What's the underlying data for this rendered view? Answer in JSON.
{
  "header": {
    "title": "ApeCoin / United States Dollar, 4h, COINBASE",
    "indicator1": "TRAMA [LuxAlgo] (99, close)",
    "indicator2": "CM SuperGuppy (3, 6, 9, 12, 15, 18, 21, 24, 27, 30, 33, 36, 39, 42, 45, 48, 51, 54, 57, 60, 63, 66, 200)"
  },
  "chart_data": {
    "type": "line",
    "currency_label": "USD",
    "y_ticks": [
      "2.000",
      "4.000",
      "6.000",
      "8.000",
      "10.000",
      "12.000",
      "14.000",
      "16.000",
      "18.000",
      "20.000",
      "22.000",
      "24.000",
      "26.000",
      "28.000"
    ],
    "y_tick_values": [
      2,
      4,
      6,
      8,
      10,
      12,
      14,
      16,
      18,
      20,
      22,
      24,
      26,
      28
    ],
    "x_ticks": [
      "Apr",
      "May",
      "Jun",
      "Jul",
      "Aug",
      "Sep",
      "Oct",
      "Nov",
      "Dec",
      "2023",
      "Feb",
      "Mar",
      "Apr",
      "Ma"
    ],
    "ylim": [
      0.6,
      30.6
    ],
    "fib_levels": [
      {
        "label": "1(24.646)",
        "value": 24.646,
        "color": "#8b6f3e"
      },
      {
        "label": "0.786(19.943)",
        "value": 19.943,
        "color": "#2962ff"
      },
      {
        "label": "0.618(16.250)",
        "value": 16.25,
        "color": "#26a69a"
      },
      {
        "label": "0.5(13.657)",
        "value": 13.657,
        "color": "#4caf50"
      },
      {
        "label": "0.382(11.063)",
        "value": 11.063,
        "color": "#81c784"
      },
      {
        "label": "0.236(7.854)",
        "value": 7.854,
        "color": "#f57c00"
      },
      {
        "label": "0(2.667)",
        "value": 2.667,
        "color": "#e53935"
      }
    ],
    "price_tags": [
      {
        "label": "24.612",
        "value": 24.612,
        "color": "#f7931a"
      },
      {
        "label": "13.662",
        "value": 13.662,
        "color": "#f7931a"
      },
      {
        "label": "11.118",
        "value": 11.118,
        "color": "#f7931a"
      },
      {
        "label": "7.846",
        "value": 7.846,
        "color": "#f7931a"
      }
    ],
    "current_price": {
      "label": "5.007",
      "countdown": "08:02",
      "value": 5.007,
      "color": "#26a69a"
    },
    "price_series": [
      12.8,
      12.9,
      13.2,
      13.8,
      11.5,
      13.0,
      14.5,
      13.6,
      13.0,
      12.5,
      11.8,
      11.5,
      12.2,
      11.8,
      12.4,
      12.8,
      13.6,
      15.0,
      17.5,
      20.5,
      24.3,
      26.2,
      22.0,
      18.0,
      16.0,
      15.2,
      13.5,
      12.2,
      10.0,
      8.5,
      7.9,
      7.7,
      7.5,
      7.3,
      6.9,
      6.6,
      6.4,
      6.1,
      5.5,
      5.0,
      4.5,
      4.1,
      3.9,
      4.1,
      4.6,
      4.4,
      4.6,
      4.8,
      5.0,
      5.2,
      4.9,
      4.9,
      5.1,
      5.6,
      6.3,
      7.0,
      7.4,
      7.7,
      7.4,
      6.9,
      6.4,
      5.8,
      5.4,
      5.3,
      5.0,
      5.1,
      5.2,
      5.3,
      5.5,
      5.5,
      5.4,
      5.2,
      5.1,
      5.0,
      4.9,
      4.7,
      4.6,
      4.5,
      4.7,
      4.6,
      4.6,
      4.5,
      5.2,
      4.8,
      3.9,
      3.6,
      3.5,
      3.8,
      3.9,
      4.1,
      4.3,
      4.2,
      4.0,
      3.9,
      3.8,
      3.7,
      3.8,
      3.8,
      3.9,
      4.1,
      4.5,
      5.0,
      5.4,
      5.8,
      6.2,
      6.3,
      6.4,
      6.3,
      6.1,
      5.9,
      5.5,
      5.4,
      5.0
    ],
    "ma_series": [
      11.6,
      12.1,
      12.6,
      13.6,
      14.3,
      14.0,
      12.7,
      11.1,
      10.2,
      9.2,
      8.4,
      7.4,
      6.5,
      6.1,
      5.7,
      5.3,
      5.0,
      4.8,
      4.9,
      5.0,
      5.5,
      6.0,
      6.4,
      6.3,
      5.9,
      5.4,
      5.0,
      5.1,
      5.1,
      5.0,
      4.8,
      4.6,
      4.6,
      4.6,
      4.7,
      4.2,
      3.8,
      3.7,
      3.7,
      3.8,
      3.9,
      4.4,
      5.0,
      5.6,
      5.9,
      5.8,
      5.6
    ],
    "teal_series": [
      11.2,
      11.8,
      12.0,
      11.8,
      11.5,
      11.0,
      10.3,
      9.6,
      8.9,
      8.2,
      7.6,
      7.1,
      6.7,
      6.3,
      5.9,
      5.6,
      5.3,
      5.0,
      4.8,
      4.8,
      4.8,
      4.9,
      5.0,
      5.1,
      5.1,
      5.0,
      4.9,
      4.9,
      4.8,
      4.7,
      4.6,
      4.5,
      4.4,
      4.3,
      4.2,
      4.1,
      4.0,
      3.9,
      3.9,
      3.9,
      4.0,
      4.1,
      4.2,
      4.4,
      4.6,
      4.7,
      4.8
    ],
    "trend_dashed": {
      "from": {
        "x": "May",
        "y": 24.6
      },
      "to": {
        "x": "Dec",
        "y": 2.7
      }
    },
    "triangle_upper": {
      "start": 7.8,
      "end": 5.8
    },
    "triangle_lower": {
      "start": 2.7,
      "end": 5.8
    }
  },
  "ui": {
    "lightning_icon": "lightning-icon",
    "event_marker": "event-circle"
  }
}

····················

■ **WRITTEN TASK**
Retype every record above exactly as it appears.

■ **CORRECT OUTPUT**
What's the underlying data for this rendered view? Answer in JSON.
{
  "header": {
    "title": "ApeCoin / United States Dollar, 4h, COINBASE",
    "indicator1": "TRAMA [LuxAlgo] (99, close)",
    "indicator2": "CM SuperGuppy (3, 6, 9, 12, 15, 18, 21, 24, 27, 30, 33, 36, 39, 42, 45, 48, 51, 54, 57, 60, 63, 66, 200)"
  },
  "chart_data": {
    "type": "line",
    "currency_label": "USD",
    "y_ticks": [
      "2.000",
      "4.000",
      "6.000",
      "8.000",
      "10.000",
      "12.000",
      "14.000",
      "16.000",
      "18.000",
      "20.000",
      "22.000",
      "24.000",
      "26.000",
      "28.000"
    ],
    "y_tick_values": [
      2,
      4,
      6,
      8,
      10,
      12,
      14,
      16,
      18,
      20,
      22,
      24,
      26,
      28
    ],
    "x_ticks": [
      "Apr",
      "May",
      "Jun",
      "Jul",
      "Aug",
      "Sep",
      "Oct",
      "Nov",
      "Dec",
      "2023",
      "Feb",
      "Mar",
      "Apr",
      "Ma"
    ],
    "ylim": [
      0.6,
      30.6
    ],
    "fib_levels": [
      {
        "label": "1(24.646)",
        "value": 24.646,
        "color": "#8b6f3e"
      },
      {
        "label": "0.786(19.943)",
        "value": 19.943,
        "color": "#2962ff"
      },
      {
        "label": "0.618(16.250)",
        "value": 16.25,
        "color": "#26a69a"
      },
      {
        "label": "0.5(13.657)",
        "value": 13.657,
        "color": "#4caf50"
      },
      {
        "label": "0.382(11.063)",
        "value": 11.063,
        "color": "#81c784"
      },
      {
        "label": "0.236(7.854)",
        "value": 7.854,
        "color": "#f57c00"
      },
      {
        "label": "0(2.667)",
        "value": 2.667,
        "color": "#e53935"
      }
    ],
    "price_tags": [
      {
        "label": "24.612",
        "value": 24.612,
        "color": "#f7931a"
      },
      {
        "label": "13.662",
        "value": 13.662,
        "color": "#f7931a"
      },
      {
        "label": "11.118",
        "value": 11.118,
        "color": "#f7931a"
      },
      {
        "label": "7.846",
        "value": 7.846,
        "color": "#f7931a"
      }
    ],
    "current_price": {
      "label": "5.007",
      "countdown": "08:02",
      "value": 5.007,
      "color": "#26a69a"
    },
    "price_series": [
      12.8,
      12.9,
      13.2,
      13.8,
      11.5,
      13.0,
      14.5,
      13.6,
      13.0,
      12.5,
      11.8,
      11.5,
      12.2,
      11.8,
      12.4,
      12.8,
      13.6,
      15.0,
      17.5,
      20.5,
      24.3,
      26.2,
      22.0,
      18.0,
      16.0,
      15.2,
      13.5,
      12.2,
      10.0,
      8.5,
      7.9,
      7.7,
      7.5,
      7.3,
      6.9,
      6.6,
      6.4,
      6.1,
      5.5,
      5.0,
      4.5,
      4.1,
      3.9,
      4.1,
      4.6,
      4.4,
      4.6,
      4.8,
      5.0,
      5.2,
      4.9,
      4.9,
      5.1,
      5.6,
      6.3,
      7.0,
      7.4,
      7.7,
      7.4,
      6.9,
      6.4,
      5.8,
      5.4,
      5.3,
      5.0,
      5.1,
      5.2,
      5.3,
      5.5,
      5.5,
      5.4,
      5.2,
      5.1,
      5.0,
      4.9,
      4.7,
      4.6,
      4.5,
      4.7,
      4.6,
      4.6,
      4.5,
      5.2,
      4.8,
      3.9,
      3.6,
      3.5,
      3.8,
      3.9,
      4.1,
      4.3,
      4.2,
      4.0,
      3.9,
      3.8,
      3.7,
      3.8,
      3.8,
      3.9,
      4.1,
      4.5,
      5.0,
      5.4,
      5.8,
      6.2,
      6.3,
      6.4,
      6.3,
      6.1,
      5.9,
      5.5,
      5.4,
      5.0
    ],
    "ma_series": [
      11.6,
      12.1,
      12.6,
      13.6,
      14.3,
      14.0,
      12.7,
      11.1,
      10.2,
      9.2,
      8.4,
      7.4,
      6.5,
      6.1,
      5.7,
      5.3,
      5.0,
      4.8,
      4.9,
      5.0,
      5.5,
      6.0,
      6.4,
      6.3,
      5.9,
      5.4,
      5.0,
      5.1,
      5.1,
      5.0,
      4.8,
      4.6,
      4.6,
      4.6,
      4.7,
      4.2,
      3.8,
      3.7,
      3.7,
      3.8,
      3.9,
      4.4,
      5.0,
      5.6,
      5.9,
      5.8,
      5.6
    ],
    "teal_series": [
      11.2,
      11.8,
      12.0,
      11.8,
      11.5,
      11.0,
      10.3,
      9.6,
      8.9,
      8.2,
      7.6,
      7.1,
      6.7,
      6.3,
      5.9,
      5.6,
      5.3,
      5.0,
      4.8,
      4.8,
      4.8,
      4.9,
      5.0,
      5.1,
      5.1,
      5.0,
      4.9,
      4.9,
      4.8,
      4.7,
      4.6,
      4.5,
      4.4,
      4.3,
      4.2,
      4.1,
      4.0,
      3.9,
      3.9,
      3.9,
      4.0,
      4.1,
      4.2,
      4.4,
      4.6,
      4.7,
      4.8
    ],
    "trend_dashed": {
      "from": {
        "x": "May",
        "y": 24.6
      },
      "to": {
        "x": "Dec",
        "y": 2.7
      }
    },
    "triangle_upper": {
      "start": 7.8,
      "end": 5.8
    },
    "triangle_lower": {
      "start": 2.7,
      "end": 5.8
    }
  },
  "ui": {
    "lightning_icon": "lightning-icon",
    "event_marker": "event-circle"
  }
}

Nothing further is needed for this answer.